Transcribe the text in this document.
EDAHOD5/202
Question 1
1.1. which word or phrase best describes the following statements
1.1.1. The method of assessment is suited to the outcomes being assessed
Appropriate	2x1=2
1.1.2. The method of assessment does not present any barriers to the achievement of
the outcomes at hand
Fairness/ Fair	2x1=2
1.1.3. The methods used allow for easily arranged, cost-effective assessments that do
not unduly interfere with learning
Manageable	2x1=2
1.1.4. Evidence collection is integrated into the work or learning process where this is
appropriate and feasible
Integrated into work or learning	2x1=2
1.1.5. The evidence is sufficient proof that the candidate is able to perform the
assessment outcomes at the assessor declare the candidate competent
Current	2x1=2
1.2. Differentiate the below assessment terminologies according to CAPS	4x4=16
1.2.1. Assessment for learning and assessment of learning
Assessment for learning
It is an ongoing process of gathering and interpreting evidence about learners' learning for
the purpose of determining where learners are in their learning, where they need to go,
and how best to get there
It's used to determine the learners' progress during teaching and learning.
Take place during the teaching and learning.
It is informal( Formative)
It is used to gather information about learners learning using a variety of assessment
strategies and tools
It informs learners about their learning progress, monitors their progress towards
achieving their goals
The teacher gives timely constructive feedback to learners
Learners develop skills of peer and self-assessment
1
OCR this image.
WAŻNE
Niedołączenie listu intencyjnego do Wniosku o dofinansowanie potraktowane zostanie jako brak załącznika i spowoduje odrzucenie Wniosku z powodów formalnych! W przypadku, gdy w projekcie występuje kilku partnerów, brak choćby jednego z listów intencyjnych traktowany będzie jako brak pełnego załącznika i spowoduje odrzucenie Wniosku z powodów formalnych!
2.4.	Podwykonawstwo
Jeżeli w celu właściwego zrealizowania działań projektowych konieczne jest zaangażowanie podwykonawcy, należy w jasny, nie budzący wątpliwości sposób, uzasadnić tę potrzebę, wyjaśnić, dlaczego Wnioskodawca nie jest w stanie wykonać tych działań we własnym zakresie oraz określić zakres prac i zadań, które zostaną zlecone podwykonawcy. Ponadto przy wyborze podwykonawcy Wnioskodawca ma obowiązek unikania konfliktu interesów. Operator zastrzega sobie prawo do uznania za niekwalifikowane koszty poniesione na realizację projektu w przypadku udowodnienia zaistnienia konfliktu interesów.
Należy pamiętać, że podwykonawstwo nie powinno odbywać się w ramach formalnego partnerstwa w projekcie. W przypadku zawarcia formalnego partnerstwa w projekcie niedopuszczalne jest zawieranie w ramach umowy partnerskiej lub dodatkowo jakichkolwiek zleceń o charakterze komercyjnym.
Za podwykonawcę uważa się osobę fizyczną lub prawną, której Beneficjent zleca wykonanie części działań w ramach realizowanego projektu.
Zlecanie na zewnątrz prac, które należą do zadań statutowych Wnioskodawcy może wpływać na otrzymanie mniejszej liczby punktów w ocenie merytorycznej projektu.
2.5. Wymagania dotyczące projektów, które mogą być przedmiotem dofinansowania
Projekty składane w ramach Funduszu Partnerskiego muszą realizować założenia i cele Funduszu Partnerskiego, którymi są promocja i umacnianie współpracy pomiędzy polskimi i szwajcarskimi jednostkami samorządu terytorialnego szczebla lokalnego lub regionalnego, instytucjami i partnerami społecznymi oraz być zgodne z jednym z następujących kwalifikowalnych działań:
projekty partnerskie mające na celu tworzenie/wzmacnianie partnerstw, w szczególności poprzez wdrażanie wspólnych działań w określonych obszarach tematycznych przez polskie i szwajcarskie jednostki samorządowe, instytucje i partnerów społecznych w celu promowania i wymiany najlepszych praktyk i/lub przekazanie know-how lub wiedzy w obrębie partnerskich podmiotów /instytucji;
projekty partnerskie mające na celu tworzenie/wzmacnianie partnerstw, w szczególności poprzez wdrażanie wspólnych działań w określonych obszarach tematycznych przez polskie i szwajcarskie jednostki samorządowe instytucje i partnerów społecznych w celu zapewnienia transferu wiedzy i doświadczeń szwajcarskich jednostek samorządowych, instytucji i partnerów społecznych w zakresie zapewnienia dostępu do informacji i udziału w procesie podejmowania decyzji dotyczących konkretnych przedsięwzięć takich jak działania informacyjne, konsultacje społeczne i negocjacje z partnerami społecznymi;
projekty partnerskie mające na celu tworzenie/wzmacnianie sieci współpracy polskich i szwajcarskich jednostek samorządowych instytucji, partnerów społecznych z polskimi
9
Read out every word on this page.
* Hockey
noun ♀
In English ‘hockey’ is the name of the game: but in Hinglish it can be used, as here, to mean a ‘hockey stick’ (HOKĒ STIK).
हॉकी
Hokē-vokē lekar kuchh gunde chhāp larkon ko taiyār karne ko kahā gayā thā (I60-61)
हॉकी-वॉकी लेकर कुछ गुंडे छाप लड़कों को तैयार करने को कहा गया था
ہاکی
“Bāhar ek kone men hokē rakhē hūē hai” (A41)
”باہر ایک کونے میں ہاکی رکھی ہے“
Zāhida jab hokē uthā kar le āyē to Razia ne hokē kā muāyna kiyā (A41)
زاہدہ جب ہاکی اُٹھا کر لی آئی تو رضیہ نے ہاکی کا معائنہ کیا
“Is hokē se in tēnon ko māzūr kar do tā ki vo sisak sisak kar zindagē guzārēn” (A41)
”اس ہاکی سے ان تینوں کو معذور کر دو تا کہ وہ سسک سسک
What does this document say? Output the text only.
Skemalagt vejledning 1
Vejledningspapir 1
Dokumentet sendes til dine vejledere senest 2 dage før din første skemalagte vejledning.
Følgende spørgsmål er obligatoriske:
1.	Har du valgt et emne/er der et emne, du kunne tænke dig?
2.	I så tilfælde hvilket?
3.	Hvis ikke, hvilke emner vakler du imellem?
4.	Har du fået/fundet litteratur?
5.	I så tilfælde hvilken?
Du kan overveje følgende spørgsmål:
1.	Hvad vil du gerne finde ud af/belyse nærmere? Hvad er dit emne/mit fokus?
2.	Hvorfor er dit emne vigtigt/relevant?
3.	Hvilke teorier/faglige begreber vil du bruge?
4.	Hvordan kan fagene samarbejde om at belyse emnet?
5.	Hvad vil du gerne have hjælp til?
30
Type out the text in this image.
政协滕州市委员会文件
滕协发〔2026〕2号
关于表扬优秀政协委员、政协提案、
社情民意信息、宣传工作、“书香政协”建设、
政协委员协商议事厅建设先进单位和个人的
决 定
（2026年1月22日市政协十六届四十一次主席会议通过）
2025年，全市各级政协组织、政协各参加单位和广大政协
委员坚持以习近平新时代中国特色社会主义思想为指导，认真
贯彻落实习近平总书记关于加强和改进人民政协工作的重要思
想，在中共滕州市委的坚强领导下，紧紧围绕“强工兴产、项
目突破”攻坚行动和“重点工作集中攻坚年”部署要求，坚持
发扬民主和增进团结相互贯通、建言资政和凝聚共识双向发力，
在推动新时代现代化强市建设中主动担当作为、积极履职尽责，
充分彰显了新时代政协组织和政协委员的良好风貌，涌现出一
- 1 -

YOUR OBJECTIVE:
Go through the data and return every record exactly.

TASK SOLUTION:
Transcribe the text in this document.
EDAHOD5/202
Question 1
1.1. which word or phrase best describes the following statements
1.1.1. The method of assessment is suited to the outcomes being assessed
Appropriate	2x1=2
1.1.2. The method of assessment does not present any barriers to the achievement of
the outcomes at hand
Fairness/ Fair	2x1=2
1.1.3. The methods used allow for easily arranged, cost-effective assessments that do
not unduly interfere with learning
Manageable	2x1=2
1.1.4. Evidence collection is integrated into the work or learning process where this is
appropriate and feasible
Integrated into work or learning	2x1=2
1.1.5. The evidence is sufficient proof that the candidate is able to perform the
assessment outcomes at the assessor declare the candidate competent
Current	2x1=2
1.2. Differentiate the below assessment terminologies according to CAPS	4x4=16
1.2.1. Assessment for learning and assessment of learning
Assessment for learning
It is an ongoing process of gathering and interpreting evidence about learners' learning for
the purpose of determining where learners are in their learning, where they need to go,
and how best to get there
It's used to determine the learners' progress during teaching and learning.
Take place during the teaching and learning.
It is informal( Formative)
It is used to gather information about learners learning using a variety of assessment
strategies and tools
It informs learners about their learning progress, monitors their progress towards
achieving their goals
The teacher gives timely constructive feedback to learners
Learners develop skills of peer and self-assessment
1
OCR this image.
WAŻNE
Niedołączenie listu intencyjnego do Wniosku o dofinansowanie potraktowane zostanie jako brak załącznika i spowoduje odrzucenie Wniosku z powodów formalnych! W przypadku, gdy w projekcie występuje kilku partnerów, brak choćby jednego z listów intencyjnych traktowany będzie jako brak pełnego załącznika i spowoduje odrzucenie Wniosku z powodów formalnych!
2.4.	Podwykonawstwo
Jeżeli w celu właściwego zrealizowania działań projektowych konieczne jest zaangażowanie podwykonawcy, należy w jasny, nie budzący wątpliwości sposób, uzasadnić tę potrzebę, wyjaśnić, dlaczego Wnioskodawca nie jest w stanie wykonać tych działań we własnym zakresie oraz określić zakres prac i zadań, które zostaną zlecone podwykonawcy. Ponadto przy wyborze podwykonawcy Wnioskodawca ma obowiązek unikania konfliktu interesów. Operator zastrzega sobie prawo do uznania za niekwalifikowane koszty poniesione na realizację projektu w przypadku udowodnienia zaistnienia konfliktu interesów.
Należy pamiętać, że podwykonawstwo nie powinno odbywać się w ramach formalnego partnerstwa w projekcie. W przypadku zawarcia formalnego partnerstwa w projekcie niedopuszczalne jest zawieranie w ramach umowy partnerskiej lub dodatkowo jakichkolwiek zleceń o charakterze komercyjnym.
Za podwykonawcę uważa się osobę fizyczną lub prawną, której Beneficjent zleca wykonanie części działań w ramach realizowanego projektu.
Zlecanie na zewnątrz prac, które należą do zadań statutowych Wnioskodawcy może wpływać na otrzymanie mniejszej liczby punktów w ocenie merytorycznej projektu.
2.5. Wymagania dotyczące projektów, które mogą być przedmiotem dofinansowania
Projekty składane w ramach Funduszu Partnerskiego muszą realizować założenia i cele Funduszu Partnerskiego, którymi są promocja i umacnianie współpracy pomiędzy polskimi i szwajcarskimi jednostkami samorządu terytorialnego szczebla lokalnego lub regionalnego, instytucjami i partnerami społecznymi oraz być zgodne z jednym z następujących kwalifikowalnych działań:
projekty partnerskie mające na celu tworzenie/wzmacnianie partnerstw, w szczególności poprzez wdrażanie wspólnych działań w określonych obszarach tematycznych przez polskie i szwajcarskie jednostki samorządowe, instytucje i partnerów społecznych w celu promowania i wymiany najlepszych praktyk i/lub przekazanie know-how lub wiedzy w obrębie partnerskich podmiotów /instytucji;
projekty partnerskie mające na celu tworzenie/wzmacnianie partnerstw, w szczególności poprzez wdrażanie wspólnych działań w określonych obszarach tematycznych przez polskie i szwajcarskie jednostki samorządowe instytucje i partnerów społecznych w celu zapewnienia transferu wiedzy i doświadczeń szwajcarskich jednostek samorządowych, instytucji i partnerów społecznych w zakresie zapewnienia dostępu do informacji i udziału w procesie podejmowania decyzji dotyczących konkretnych przedsięwzięć takich jak działania informacyjne, konsultacje społeczne i negocjacje z partnerami społecznymi;
projekty partnerskie mające na celu tworzenie/wzmacnianie sieci współpracy polskich i szwajcarskich jednostek samorządowych instytucji, partnerów społecznych z polskimi
9
Read out every word on this page.
* Hockey
noun ♀
In English ‘hockey’ is the name of the game: but in Hinglish it can be used, as here, to mean a ‘hockey stick’ (HOKĒ STIK).
हॉकी
Hokē-vokē lekar kuchh gunde chhāp larkon ko taiyār karne ko kahā gayā thā (I60-61)
हॉकी-वॉकी लेकर कुछ गुंडे छाप लड़कों को तैयार करने को कहा गया था
ہاکی
“Bāhar ek kone men hokē rakhē hūē hai” (A41)
”باہر ایک کونے میں ہاکی رکھی ہے“
Zāhida jab hokē uthā kar le āyē to Razia ne hokē kā muāyna kiyā (A41)
زاہدہ جب ہاکی اُٹھا کر لی آئی تو رضیہ نے ہاکی کا معائنہ کیا
“Is hokē se in tēnon ko māzūr kar do tā ki vo sisak sisak kar zindagē guzārēn” (A41)
”اس ہاکی سے ان تینوں کو معذور کر دو تا کہ وہ سسک سسک
What does this document say? Output the text only.
Skemalagt vejledning 1
Vejledningspapir 1
Dokumentet sendes til dine vejledere senest 2 dage før din første skemalagte vejledning.
Følgende spørgsmål er obligatoriske:
1.	Har du valgt et emne/er der et emne, du kunne tænke dig?
2.	I så tilfælde hvilket?
3.	Hvis ikke, hvilke emner vakler du imellem?
4.	Har du fået/fundet litteratur?
5.	I så tilfælde hvilken?
Du kan overveje følgende spørgsmål:
1.	Hvad vil du gerne finde ud af/belyse nærmere? Hvad er dit emne/mit fokus?
2.	Hvorfor er dit emne vigtigt/relevant?
3.	Hvilke teorier/faglige begreber vil du bruge?
4.	Hvordan kan fagene samarbejde om at belyse emnet?
5.	Hvad vil du gerne have hjælp til?
30
Type out the text in this image.
政协滕州市委员会文件
滕协发〔2026〕2号
关于表扬优秀政协委员、政协提案、
社情民意信息、宣传工作、“书香政协”建设、
政协委员协商议事厅建设先进单位和个人的
决 定
（2026年1月22日市政协十六届四十一次主席会议通过）
2025年，全市各级政协组织、政协各参加单位和广大政协
委员坚持以习近平新时代中国特色社会主义思想为指导，认真
贯彻落实习近平总书记关于加强和改进人民政协工作的重要思
想，在中共滕州市委的坚强领导下，紧紧围绕“强工兴产、项
目突破”攻坚行动和“重点工作集中攻坚年”部署要求，坚持
发扬民主和增进团结相互贯通、建言资政和凝聚共识双向发力，
在推动新时代现代化强市建设中主动担当作为、积极履职尽责，
充分彰显了新时代政协组织和政协委员的良好风貌，涌现出一
- 1 -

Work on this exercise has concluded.